DATA SHOWN:
════════════════

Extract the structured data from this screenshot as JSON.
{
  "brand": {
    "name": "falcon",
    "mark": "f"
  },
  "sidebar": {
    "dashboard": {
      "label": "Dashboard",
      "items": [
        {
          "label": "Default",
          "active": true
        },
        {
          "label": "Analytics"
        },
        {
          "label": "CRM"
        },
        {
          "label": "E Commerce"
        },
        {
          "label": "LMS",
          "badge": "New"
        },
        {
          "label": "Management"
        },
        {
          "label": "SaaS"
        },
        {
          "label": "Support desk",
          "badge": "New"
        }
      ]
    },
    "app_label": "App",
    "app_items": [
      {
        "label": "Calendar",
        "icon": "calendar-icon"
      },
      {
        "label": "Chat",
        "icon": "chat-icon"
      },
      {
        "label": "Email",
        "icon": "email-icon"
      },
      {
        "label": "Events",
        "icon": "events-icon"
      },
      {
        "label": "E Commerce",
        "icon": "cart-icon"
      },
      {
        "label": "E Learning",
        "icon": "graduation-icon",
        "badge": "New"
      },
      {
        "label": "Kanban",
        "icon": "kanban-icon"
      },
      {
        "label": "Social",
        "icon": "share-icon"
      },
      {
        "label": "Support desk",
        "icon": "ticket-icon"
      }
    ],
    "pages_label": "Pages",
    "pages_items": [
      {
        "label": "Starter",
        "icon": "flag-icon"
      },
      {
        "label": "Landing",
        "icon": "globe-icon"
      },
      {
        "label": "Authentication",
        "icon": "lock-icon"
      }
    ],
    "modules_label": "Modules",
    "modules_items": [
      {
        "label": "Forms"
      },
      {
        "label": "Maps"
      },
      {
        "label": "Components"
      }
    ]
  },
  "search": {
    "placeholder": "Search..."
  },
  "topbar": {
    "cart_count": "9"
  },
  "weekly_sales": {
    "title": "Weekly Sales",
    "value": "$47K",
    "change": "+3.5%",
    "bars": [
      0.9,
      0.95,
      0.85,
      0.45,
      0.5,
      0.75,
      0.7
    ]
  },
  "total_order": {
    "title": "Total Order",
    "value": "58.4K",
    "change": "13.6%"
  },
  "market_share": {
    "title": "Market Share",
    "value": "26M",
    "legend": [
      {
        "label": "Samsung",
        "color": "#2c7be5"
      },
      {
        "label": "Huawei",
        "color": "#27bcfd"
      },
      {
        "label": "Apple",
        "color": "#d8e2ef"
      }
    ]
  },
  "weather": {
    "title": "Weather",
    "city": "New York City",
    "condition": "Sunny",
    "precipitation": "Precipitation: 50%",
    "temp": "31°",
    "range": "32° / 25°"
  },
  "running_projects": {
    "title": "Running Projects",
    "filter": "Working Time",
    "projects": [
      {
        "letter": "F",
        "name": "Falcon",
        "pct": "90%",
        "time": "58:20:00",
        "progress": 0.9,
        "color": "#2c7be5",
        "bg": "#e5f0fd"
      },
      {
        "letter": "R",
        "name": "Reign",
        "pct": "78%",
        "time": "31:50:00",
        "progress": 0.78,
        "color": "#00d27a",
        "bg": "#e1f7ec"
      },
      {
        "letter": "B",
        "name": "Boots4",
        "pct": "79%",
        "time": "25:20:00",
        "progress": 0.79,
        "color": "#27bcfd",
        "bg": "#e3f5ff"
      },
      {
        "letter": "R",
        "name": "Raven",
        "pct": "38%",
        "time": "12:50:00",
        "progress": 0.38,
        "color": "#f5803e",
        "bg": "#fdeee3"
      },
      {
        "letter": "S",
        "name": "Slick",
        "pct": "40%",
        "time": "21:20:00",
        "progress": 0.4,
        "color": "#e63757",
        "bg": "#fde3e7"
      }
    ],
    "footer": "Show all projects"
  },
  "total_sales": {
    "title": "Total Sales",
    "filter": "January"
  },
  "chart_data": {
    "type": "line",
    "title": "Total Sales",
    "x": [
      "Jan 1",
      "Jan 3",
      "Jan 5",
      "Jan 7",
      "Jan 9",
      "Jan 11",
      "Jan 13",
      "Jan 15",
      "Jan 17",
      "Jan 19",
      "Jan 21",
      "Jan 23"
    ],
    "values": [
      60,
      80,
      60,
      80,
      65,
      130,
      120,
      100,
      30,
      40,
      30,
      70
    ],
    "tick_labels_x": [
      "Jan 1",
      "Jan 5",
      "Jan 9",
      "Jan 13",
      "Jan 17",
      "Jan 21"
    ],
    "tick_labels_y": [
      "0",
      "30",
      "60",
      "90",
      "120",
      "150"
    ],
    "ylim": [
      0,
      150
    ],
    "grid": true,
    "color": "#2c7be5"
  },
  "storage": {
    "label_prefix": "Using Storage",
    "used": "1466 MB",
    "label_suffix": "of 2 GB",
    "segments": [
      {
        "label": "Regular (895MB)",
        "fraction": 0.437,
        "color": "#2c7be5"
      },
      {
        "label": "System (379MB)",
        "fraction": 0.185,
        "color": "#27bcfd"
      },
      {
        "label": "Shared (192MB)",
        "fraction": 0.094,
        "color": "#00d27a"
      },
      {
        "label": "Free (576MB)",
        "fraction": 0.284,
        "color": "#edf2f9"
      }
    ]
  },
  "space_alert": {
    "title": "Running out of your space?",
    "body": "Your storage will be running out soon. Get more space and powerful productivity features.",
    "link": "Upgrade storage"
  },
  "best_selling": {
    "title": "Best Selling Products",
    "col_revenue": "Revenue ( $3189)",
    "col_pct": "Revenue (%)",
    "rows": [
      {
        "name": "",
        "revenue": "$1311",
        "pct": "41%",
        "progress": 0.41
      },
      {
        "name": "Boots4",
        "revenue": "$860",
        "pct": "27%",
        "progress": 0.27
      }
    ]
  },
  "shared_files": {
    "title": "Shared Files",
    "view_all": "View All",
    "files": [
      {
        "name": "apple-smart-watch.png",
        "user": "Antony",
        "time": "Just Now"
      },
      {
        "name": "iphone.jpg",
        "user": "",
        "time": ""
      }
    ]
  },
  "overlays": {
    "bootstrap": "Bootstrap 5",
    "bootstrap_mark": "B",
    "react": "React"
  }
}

════════════════

TASK INSTRUCTIONS: Repeat every record, keeping each word and mark exactly as it is.

THE RESULT:
Extract the structured data from this screenshot as JSON.
{
  "brand": {
    "name": "falcon",
    "mark": "f"
  },
  "sidebar": {
    "dashboard": {
      "label": "Dashboard",
      "items": [
        {
          "label": "Default",
          "active": true
        },
        {
          "label": "Analytics"
        },
        {
          "label": "CRM"
        },
        {
          "label": "E Commerce"
        },
        {
          "label": "LMS",
          "badge": "New"
        },
        {
          "label": "Management"
        },
        {
          "label": "SaaS"
        },
        {
          "label": "Support desk",
          "badge": "New"
        }
      ]
    },
    "app_label": "App",
    "app_items": [
      {
        "label": "Calendar",
        "icon": "calendar-icon"
      },
      {
        "label": "Chat",
        "icon": "chat-icon"
      },
      {
        "label": "Email",
        "icon": "email-icon"
      },
      {
        "label": "Events",
        "icon": "events-icon"
      },
      {
        "label": "E Commerce",
        "icon": "cart-icon"
      },
      {
        "label": "E Learning",
        "icon": "graduation-icon",
        "badge": "New"
      },
      {
        "label": "Kanban",
        "icon": "kanban-icon"
      },
      {
        "label": "Social",
        "icon": "share-icon"
      },
      {
        "label": "Support desk",
        "icon": "ticket-icon"
      }
    ],
    "pages_label": "Pages",
    "pages_items": [
      {
        "label": "Starter",
        "icon": "flag-icon"
      },
      {
        "label": "Landing",
        "icon": "globe-icon"
      },
      {
        "label": "Authentication",
        "icon": "lock-icon"
      }
    ],
    "modules_label": "Modules",
    "modules_items": [
      {
        "label": "Forms"
      },
      {
        "label": "Maps"
      },
      {
        "label": "Components"
      }
    ]
  },
  "search": {
    "placeholder": "Search..."
  },
  "topbar": {
    "cart_count": "9"
  },
  "weekly_sales": {
    "title": "Weekly Sales",
    "value": "$47K",
    "change": "+3.5%",
    "bars": [
      0.9,
      0.95,
      0.85,
      0.45,
      0.5,
      0.75,
      0.7
    ]
  },
  "total_order": {
    "title": "Total Order",
    "value": "58.4K",
    "change": "13.6%"
  },
  "market_share": {
    "title": "Market Share",
    "value": "26M",
    "legend": [
      {
        "label": "Samsung",
        "color": "#2c7be5"
      },
      {
        "label": "Huawei",
        "color": "#27bcfd"
      },
      {
        "label": "Apple",
        "color": "#d8e2ef"
      }
    ]
  },
  "weather": {
    "title": "Weather",
    "city": "New York City",
    "condition": "Sunny",
    "precipitation": "Precipitation: 50%",
    "temp": "31°",
    "range": "32° / 25°"
  },
  "running_projects": {
    "title": "Running Projects",
    "filter": "Working Time",
    "projects": [
      {
        "letter": "F",
        "name": "Falcon",
        "pct": "90%",
        "time": "58:20:00",
        "progress": 0.9,
        "color": "#2c7be5",
        "bg": "#e5f0fd"
      },
      {
        "letter": "R",
        "name": "Reign",
        "pct": "78%",
        "time": "31:50:00",
        "progress": 0.78,
        "color": "#00d27a",
        "bg": "#e1f7ec"
      },
      {
        "letter": "B",
        "name": "Boots4",
        "pct": "79%",
        "time": "25:20:00",
        "progress": 0.79,
        "color": "#27bcfd",
        "bg": "#e3f5ff"
      },
      {
        "letter": "R",
        "name": "Raven",
        "pct": "38%",
        "time": "12:50:00",
        "progress": 0.38,
        "color": "#f5803e",
        "bg": "#fdeee3"
      },
      {
        "letter": "S",
        "name": "Slick",
        "pct": "40%",
        "time": "21:20:00",
        "progress": 0.4,
        "color": "#e63757",
        "bg": "#fde3e7"
      }
    ],
    "footer": "Show all projects"
  },
  "total_sales": {
    "title": "Total Sales",
    "filter": "January"
  },
  "chart_data": {
    "type": "line",
    "title": "Total Sales",
    "x": [
      "Jan 1",
      "Jan 3",
      "Jan 5",
      "Jan 7",
      "Jan 9",
      "Jan 11",
      "Jan 13",
      "Jan 15",
      "Jan 17",
      "Jan 19",
      "Jan 21",
      "Jan 23"
    ],
    "values": [
      60,
      80,
      60,
      80,
      65,
      130,
      120,
      100,
      30,
      40,
      30,
      70
    ],
    "tick_labels_x": [
      "Jan 1",
      "Jan 5",
      "Jan 9",
      "Jan 13",
      "Jan 17",
      "Jan 21"
    ],
    "tick_labels_y": [
      "0",
      "30",
      "60",
      "90",
      "120",
      "150"
    ],
    "ylim": [
      0,
      150
    ],
    "grid": true,
    "color": "#2c7be5"
  },
  "storage": {
    "label_prefix": "Using Storage",
    "used": "1466 MB",
    "label_suffix": "of 2 GB",
    "segments": [
      {
        "label": "Regular (895MB)",
        "fraction": 0.437,
        "color": "#2c7be5"
      },
      {
        "label": "System (379MB)",
        "fraction": 0.185,
        "color": "#27bcfd"
      },
      {
        "label": "Shared (192MB)",
        "fraction": 0.094,
        "color": "#00d27a"
      },
      {
        "label": "Free (576MB)",
        "fraction": 0.284,
        "color": "#edf2f9"
      }
    ]
  },
  "space_alert": {
    "title": "Running out of your space?",
    "body": "Your storage will be running out soon. Get more space and powerful productivity features.",
    "link": "Upgrade storage"
  },
  "best_selling": {
    "title": "Best Selling Products",
    "col_revenue": "Revenue ( $3189)",
    "col_pct": "Revenue (%)",
    "rows": [
      {
        "name": "",
        "revenue": "$1311",
        "pct": "41%",
        "progress": 0.41
      },
      {
        "name": "Boots4",
        "revenue": "$860",
        "pct": "27%",
        "progress": 0.27
      }
    ]
  },
  "shared_files": {
    "title": "Shared Files",
    "view_all": "View All",
    "files": [
      {
        "name": "apple-smart-watch.png",
        "user": "Antony",
        "time": "Just Now"
      },
      {
        "name": "iphone.jpg",
        "user": "",
        "time": ""
      }
    ]
  },
  "overlays": {
    "bootstrap": "Bootstrap 5",
    "bootstrap_mark": "B",
    "react": "React"
  }
}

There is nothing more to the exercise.